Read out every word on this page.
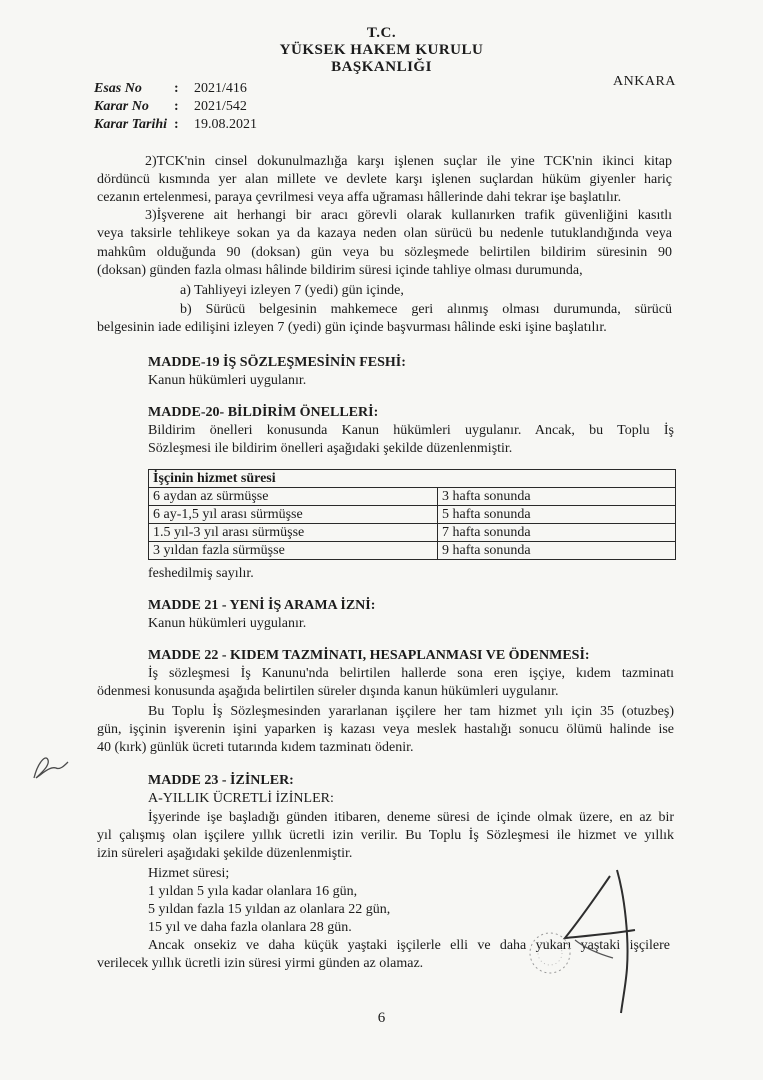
T.C.
YÜKSEK HAKEM KURULU
BAŞKANLIĞI
ANKARA
Esas No	:	2021/416
Karar No	:	2021/542
Karar Tarihi :	19.08.2021
2)TCK'nin cinsel dokunulmazlığa karşı işlenen suçlar ile yine TCK'nin ikinci kitap
dördüncü kısmında yer alan millete ve devlete karşı işlenen suçlardan hüküm giyenler hariç
cezanın ertelenmesi, paraya çevrilmesi veya affa uğraması hâllerinde dahi tekrar işe başlatılır.
3)İşverene ait herhangi bir aracı görevli olarak kullanırken trafik güvenliğini kasıtlı
veya taksirle tehlikeye sokan ya da kazaya neden olan sürücü bu nedenle tutuklandığında veya
mahkûm olduğunda 90 (doksan) gün veya bu sözleşmede belirtilen bildirim süresinin 90
(doksan) günden fazla olması hâlinde bildirim süresi içinde tahliye olması durumunda,
a) Tahliyeyi izleyen 7 (yedi) gün içinde,
b) Sürücü belgesinin mahkemece geri alınmış olması durumunda, sürücü
belgesinin iade edilişini izleyen 7 (yedi) gün içinde başvurması hâlinde eski işine başlatılır.
MADDE-19 İŞ SÖZLEŞMESİNİN FESHİ:
Kanun hükümleri uygulanır.
MADDE-20- BİLDİRİM ÖNELLERİ:
Bildirim önelleri konusunda Kanun hükümleri uygulanır. Ancak, bu Toplu İş
Sözleşmesi ile bildirim önelleri aşağıdaki şekilde düzenlenmiştir.
İşçinin hizmet süresi	
6 aydan az sürmüşse	3 hafta sonunda
6 ay-1,5 yıl arası sürmüşse	5 hafta sonunda
1.5 yıl-3 yıl arası sürmüşse	7 hafta sonunda
3 yıldan fazla sürmüşse	9 hafta sonunda
feshedilmiş sayılır.
MADDE 21 - YENİ İŞ ARAMA İZNİ:
Kanun hükümleri uygulanır.
MADDE 22 - KIDEM TAZMİNATI, HESAPLANMASI VE ÖDENMESİ:
İş sözleşmesi İş Kanunu'nda belirtilen hallerde sona eren işçiye, kıdem tazminatı
ödenmesi konusunda aşağıda belirtilen süreler dışında kanun hükümleri uygulanır.
Bu Toplu İş Sözleşmesinden yararlanan işçilere her tam hizmet yılı için 35 (otuzbeş)
gün, işçinin işverenin işini yaparken iş kazası veya meslek hastalığı sonucu ölümü halinde ise
40 (kırk) günlük ücreti tutarında kıdem tazminatı ödenir.
MADDE 23 - İZİNLER:
A-YILLIK ÜCRETLİ İZİNLER:
İşyerinde işe başladığı günden itibaren, deneme süresi de içinde olmak üzere, en az bir
yıl çalışmış olan işçilere yıllık ücretli izin verilir. Bu Toplu İş Sözleşmesi ile hizmet ve yıllık
izin süreleri aşağıdaki şekilde düzenlenmiştir.
Hizmet süresi;
1 yıldan 5 yıla kadar olanlara 16 gün,
5 yıldan fazla 15 yıldan az olanlara 22 gün,
15 yıl ve daha fazla olanlara 28 gün.
Ancak onsekiz ve daha küçük yaştaki işçilerle elli ve daha yukarı yaştaki işçilere
verilecek yıllık ücretli izin süresi yirmi günden az olamaz.
6
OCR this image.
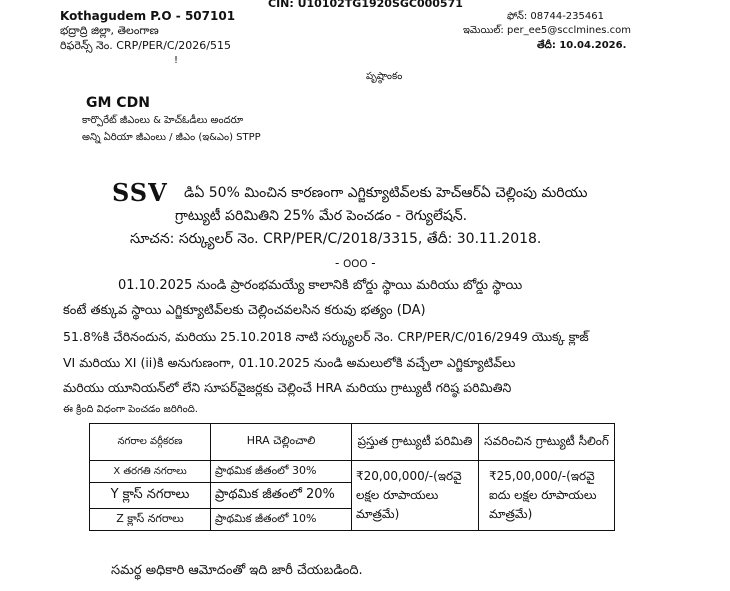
CIN: U10102TG1920SGC000571
Kothagudem P.O - 507101	ఫోన్: 08744-235461
భద్రాద్రి జిల్లా, తెలంగాణ	ఇమెయిల్: per_ee5@scclmines.com
రిఫరెన్స్ నెం. CRP/PER/C/2026/515	తేదీ: 10.04.2026.
!
పృష్ఠాంకం
GM CDN
కార్పొరేట్ జీఎంలు & హెచ్ఓడీలు అందరూ
అన్ని ఏరియా జీఎంలు / జీఎం (ఇ&ఎం) STPP
SSV డిఏ 50% మించిన కారణంగా ఎగ్జిక్యూటివ్‌లకు హెచ్‌ఆర్‌ఏ చెల్లింపు మరియు
గ్రాట్యుటీ పరిమితిని 25% మేర పెంచడం - రెగ్యులేషన్.
సూచన: సర్క్యులర్ నెం. CRP/PER/C/2018/3315, తేదీ: 30.11.2018.
- ౦౦౦ -
01.10.2025 నుండి ప్రారంభమయ్యే కాలానికి బోర్డు స్థాయి మరియు బోర్డు స్థాయి
కంటే తక్కువ స్థాయి ఎగ్జిక్యూటివ్‌లకు చెల్లించవలసిన కరువు భత్యం (DA)
51.8%కి చేరినందున, మరియు 25.10.2018 నాటి సర్క్యులర్ నెం. CRP/PER/C/016/2949 యొక్క క్లాజ్
VI మరియు XI (ii)కి అనుగుణంగా, 01.10.2025 నుండి అమలులోకి వచ్చేలా ఎగ్జిక్యూటివ్‌లు
మరియు యూనియన్‌లో లేని సూపర్‌వైజర్లకు చెల్లించే HRA మరియు గ్రాట్యుటీ గరిష్ఠ పరిమితిని
ఈ క్రింది విధంగా పెంచడం జరిగింది.
నగరాల వర్గీకరణ	HRA చెల్లించాలి	ప్రస్తుత గ్రాట్యుటీ పరిమితి	సవరించిన గ్రాట్యుటీ సీలింగ్
X తరగతి నగరాలు	ప్రాథమిక జీతంలో 30%	₹20,00,000/-(ఇరవై లక్షల రూపాయలు మాత్రమే)	₹25,00,000/-(ఇరవై ఐదు లక్షల రూపాయలు మాత్రమే)
Y క్లాస్ నగరాలు	ప్రాథమిక జీతంలో 20%		
Z క్లాస్ నగరాలు	ప్రాథమిక జీతంలో 10%		
సమర్థ అధికారి ఆమోదంతో ఇది జారీ చేయబడింది.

◆ GIVEN INSTRUCTION
Make a copy of each line that contains the string "hafta".

◆ TASK RESPONSE
6 aydan az sürmüşse	3 hafta sonunda
6 ay-1,5 yıl arası sürmüşse	5 hafta sonunda
1.5 yıl-3 yıl arası sürmüşse	7 hafta sonunda
3 yıldan fazla sürmüşse	9 hafta sonunda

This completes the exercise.